- _Teks_:

******************************

"Di dalam posisi sebagai perempuan, terutama saat dia dipilih di suatu posisi, dimana challenge itu, kalau seperti saya sebagai Menkeu adalah kombinasi antara internal challenge yang meliputi how to make organzation works, to have this leadership," kata wanita yang akrab disapa Ani tersebut dalam diskusi daring, Selasa.
Ia berbagi, ketika pertama kali ditunjuk untuk menjadi bendahara negara, ia merupakan seorang wanita yang dari segi usia pun cenderung lebih muda. Hal tersebut mungkin membuatnya dipandang sebelah mata karena usia dan gendernya.
"And how we should break that barrier, adalah menciptakan leadership yang efektif regardless usia dan gender, itu menjadi tantangan pertama," kata Menkeu.
Baca juga: Blibli dukung perempuan Indonesia lewat "Be the Original You"
Menteri Ani juga menyinggung soal perempuan yang harus selalu dihadapkan dengan pilihan antara dirinya dan keluarga, serta karier. Ia mengatakan, perempuan memiliki banyak peran sebagai seorang ibu, namun, di sisi lain, juga banyak perempuan yang ingin meniti karier lebih jauh.
"Dalam konteks ini di seluruh dunia, biasanya perempuan mengalami drop out (dari pekerjaan), karena harus memilih (antara karier dan keluarga)... Ini adalah ujian yang sangat sulit untuk perempuan, dan tidak semuanya bisa mengatasi, dan terpaksa untuk give up one another," kata dia.

******************************

- _Informasi yang Diberikan_:
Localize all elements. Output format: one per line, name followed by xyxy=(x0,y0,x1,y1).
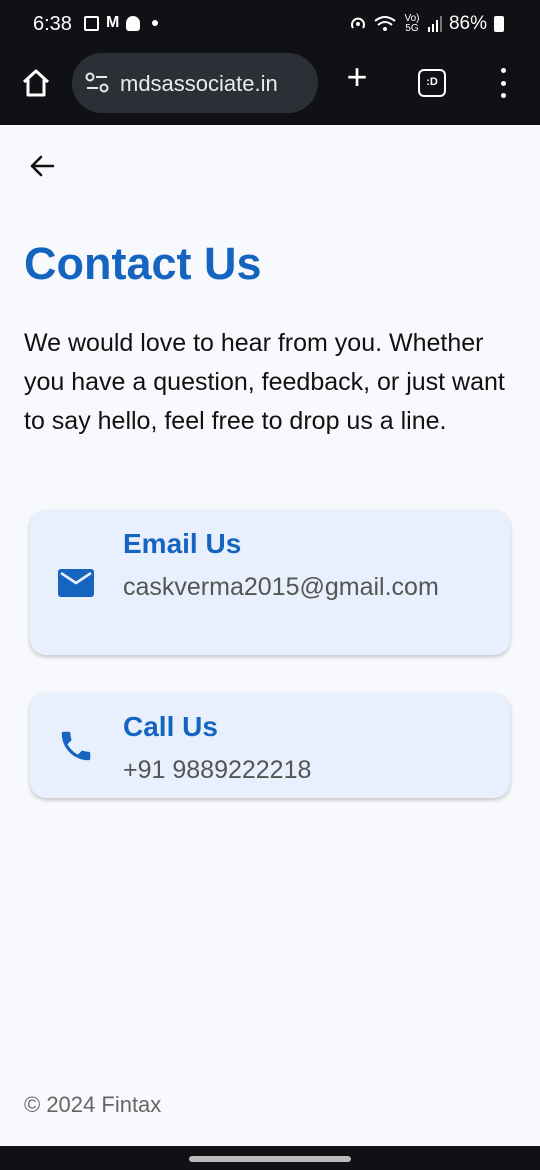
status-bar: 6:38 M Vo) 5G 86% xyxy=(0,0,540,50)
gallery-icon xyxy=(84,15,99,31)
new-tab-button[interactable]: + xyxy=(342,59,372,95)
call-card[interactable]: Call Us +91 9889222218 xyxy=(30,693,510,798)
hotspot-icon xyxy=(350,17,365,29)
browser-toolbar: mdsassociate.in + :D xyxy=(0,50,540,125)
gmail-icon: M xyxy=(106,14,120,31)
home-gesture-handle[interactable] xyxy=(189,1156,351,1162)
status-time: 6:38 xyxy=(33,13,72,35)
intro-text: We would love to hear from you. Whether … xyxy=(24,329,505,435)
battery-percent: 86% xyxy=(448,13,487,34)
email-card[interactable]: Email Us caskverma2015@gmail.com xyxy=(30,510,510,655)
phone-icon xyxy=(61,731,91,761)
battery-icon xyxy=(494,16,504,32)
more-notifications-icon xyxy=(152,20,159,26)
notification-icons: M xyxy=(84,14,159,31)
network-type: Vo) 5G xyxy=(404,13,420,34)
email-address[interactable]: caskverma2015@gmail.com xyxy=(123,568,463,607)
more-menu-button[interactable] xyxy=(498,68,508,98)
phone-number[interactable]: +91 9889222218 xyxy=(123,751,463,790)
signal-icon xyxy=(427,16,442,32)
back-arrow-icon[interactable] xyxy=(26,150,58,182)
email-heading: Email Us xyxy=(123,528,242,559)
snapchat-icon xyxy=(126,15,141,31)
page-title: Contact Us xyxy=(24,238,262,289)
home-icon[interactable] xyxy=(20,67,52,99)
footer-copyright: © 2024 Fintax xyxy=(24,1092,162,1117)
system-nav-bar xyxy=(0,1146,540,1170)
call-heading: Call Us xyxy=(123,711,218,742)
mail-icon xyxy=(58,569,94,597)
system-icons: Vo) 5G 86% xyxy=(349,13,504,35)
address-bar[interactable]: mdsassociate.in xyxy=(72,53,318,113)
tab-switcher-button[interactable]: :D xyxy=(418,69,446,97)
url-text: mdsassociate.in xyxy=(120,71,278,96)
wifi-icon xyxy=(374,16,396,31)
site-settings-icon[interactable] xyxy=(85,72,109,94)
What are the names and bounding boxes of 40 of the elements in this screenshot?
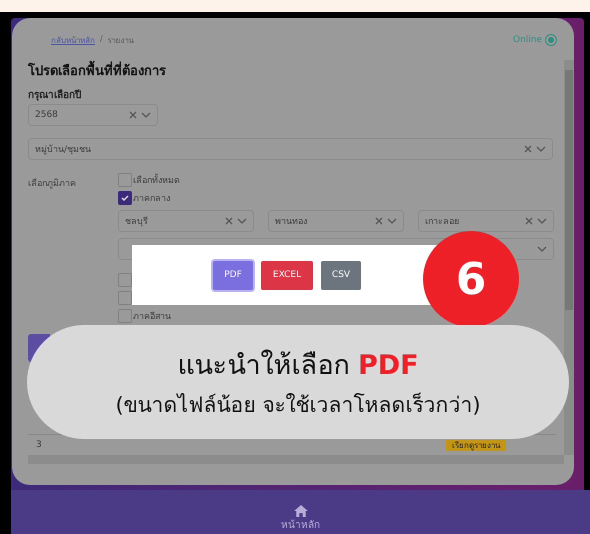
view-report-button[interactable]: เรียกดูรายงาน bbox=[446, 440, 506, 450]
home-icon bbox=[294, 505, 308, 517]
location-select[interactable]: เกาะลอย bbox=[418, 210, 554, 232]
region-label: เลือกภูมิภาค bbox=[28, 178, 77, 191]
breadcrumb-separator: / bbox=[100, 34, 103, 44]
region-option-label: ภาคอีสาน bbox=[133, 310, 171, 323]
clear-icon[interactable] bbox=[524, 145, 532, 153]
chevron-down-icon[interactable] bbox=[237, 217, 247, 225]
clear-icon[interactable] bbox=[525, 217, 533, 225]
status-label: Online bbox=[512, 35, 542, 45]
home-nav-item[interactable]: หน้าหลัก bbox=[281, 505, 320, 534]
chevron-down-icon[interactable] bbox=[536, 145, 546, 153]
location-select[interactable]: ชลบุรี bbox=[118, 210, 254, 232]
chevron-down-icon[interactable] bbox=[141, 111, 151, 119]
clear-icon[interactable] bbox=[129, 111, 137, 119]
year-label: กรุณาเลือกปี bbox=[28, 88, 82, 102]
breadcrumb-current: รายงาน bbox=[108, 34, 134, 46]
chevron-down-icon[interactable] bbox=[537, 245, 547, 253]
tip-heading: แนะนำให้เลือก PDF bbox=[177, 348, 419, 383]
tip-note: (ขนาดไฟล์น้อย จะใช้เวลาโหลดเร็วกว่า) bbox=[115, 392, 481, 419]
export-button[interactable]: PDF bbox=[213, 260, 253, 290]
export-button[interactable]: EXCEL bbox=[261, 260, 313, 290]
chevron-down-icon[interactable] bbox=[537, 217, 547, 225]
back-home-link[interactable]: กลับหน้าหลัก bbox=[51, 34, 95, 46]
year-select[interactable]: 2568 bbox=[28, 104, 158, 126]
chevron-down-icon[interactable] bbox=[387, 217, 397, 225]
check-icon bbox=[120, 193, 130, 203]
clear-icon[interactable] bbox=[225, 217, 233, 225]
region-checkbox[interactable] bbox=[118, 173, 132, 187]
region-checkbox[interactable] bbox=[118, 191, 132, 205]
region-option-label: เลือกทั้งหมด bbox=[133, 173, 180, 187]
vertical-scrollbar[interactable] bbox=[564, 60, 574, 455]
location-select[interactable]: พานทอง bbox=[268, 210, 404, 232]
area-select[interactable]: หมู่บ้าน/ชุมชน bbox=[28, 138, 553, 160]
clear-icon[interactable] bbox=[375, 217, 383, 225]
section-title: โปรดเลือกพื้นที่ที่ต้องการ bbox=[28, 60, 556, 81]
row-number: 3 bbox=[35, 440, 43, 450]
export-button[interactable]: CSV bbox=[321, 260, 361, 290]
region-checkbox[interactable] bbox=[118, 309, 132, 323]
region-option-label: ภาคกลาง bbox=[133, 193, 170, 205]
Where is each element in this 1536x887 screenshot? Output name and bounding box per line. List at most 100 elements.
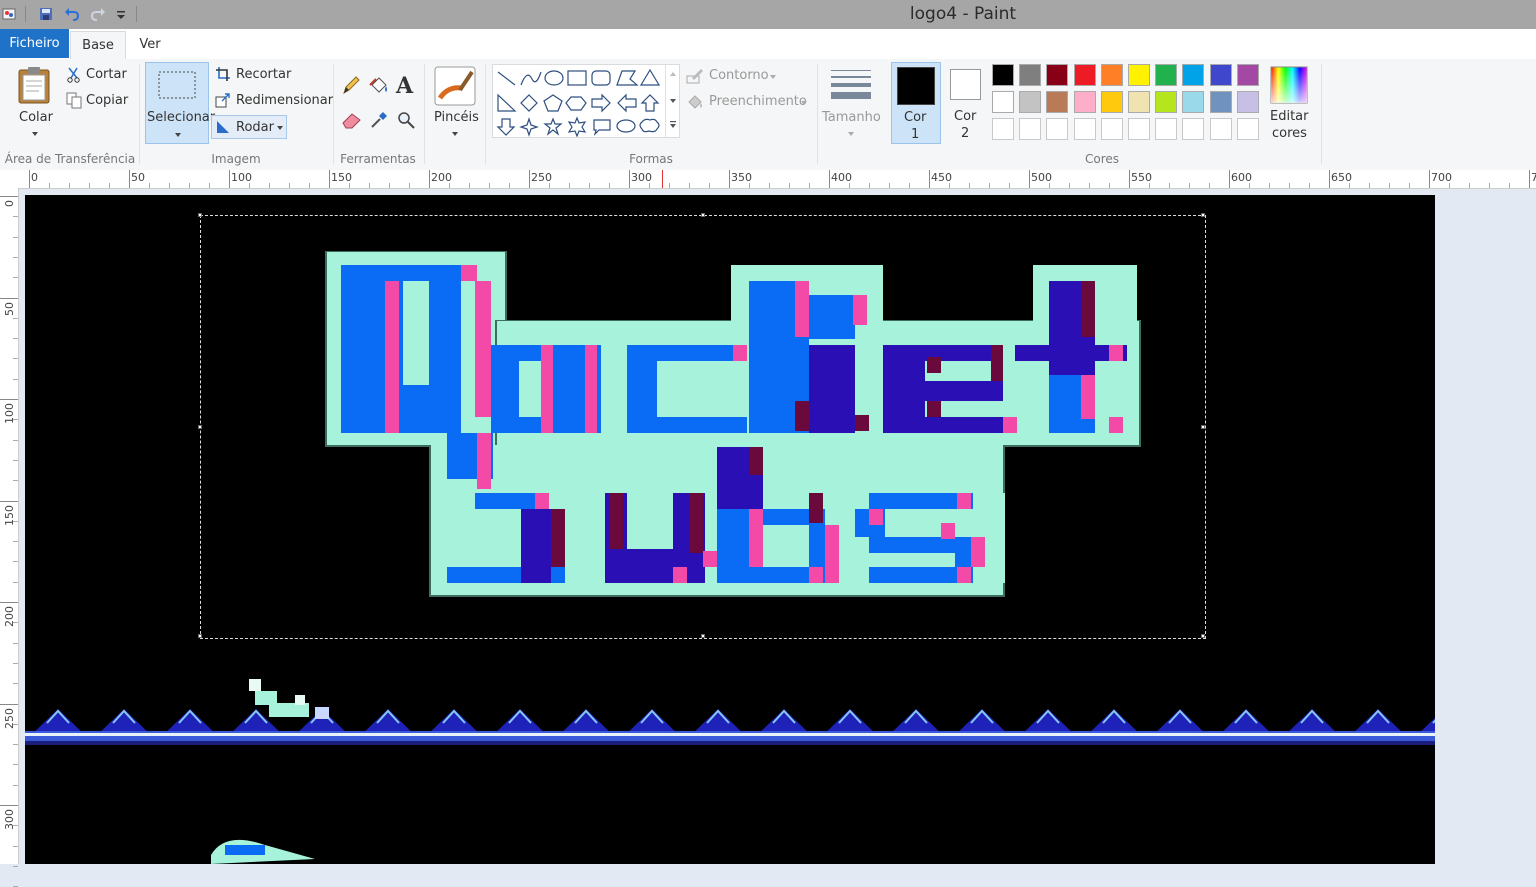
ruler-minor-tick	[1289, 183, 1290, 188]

******************************

- _Instruksi Tugas 1_: Rangkumlah teks tentang pandangan Menkeu mengenai tantangan perempuan dalam dua kalimat.
- _Instruksi Tugas 2_: Dalam teks tentang pandangan Menkeu mengenai tantangan perempuan, tuliskan setiap rangkaian kata berbahasa Inggris yang terdapat dalam kutipan yang diawali "And how we should break that barrier" dan kutipan yang diawali "Dalam konteks ini".
- _Instruksi Tugas 3_: Lanjutkan teks tentang pandangan Menkeu mengenai tantangan perempuan, dimulai sesudah kalimat terakhirnya.

- _Hasil Akhir 1_: Menkeu, yang akrab disapa Ani, menyatakan bahwa tantangan pertamanya saat ditunjuk sebagai bendahara negara adalah menciptakan kepemimpinan yang efektif tanpa memandang usia dan gender, sebab sebagai perempuan yang cenderung lebih muda ia mungkin dipandang sebelah mata. Ia juga menyinggung bahwa perempuan kerap dihadapkan pada pilihan antara keluarga dan karier, sehingga di seluruh dunia banyak perempuan keluar dari pekerjaannya.

- _Hasil Akhir 2_:
- And how we should break that barrier
- leadership
- regardless
- drop out
- give up one another

- _Hasil Akhir 3_:
"Keharusan" perempuan untuk memilih tersebut biasanya hadir ketika mereka sudah memasuki usia untuk membangun sebuah keluarga. Menkeu mengatakan, keharusan untuk memilih ini membuat perempuan kebanyakan untuk keluar dari pekerjaan demi keluarga.
"Itu membuat tidak level playing field. Kalau laki-laki, they don't have to choose, seolah-olah itu adalah natural buat mereka. Tapi, untuk perempuan, itu menjadi choice, bahkan trade off. Nah, ini membuat level play fieldnya tidak seimbang," kata dia.
"Seakan-akan ini alamiah bagi perempuan untuk drop out. Namun, ketika mereka melihat wanita pemimpin seperti Ibu Ira (Noviarti, Presiden Direktur PT Unilever Indonesia), Ambassador Penny (Williams, Duta Besar Australia untuk Indonesia), dan saya, mereka melihatnya sebagai exception, bukan sebagai norm. (Cara pandang) Itu harus diubah bersama," imbuhnya.
Ia menyarankan, institusi, organisasi, perusahaan dan masyarakat harus memberikan lebih banyak level playing field yang tidak jauh berbeda, sehingga pilihan perempuan yang ingin meniti karier bisa lebih mudah.
"Mereka bisa memberikan banyak sekali kontribusi. Di organisasi dengan tim yang diverse, maka akan memberikan better quality of decision untuk instutusinya. Memang, saat ini masih banyak PR (pekerjaan rumah), but that's not impossible," kata Menteri Ani.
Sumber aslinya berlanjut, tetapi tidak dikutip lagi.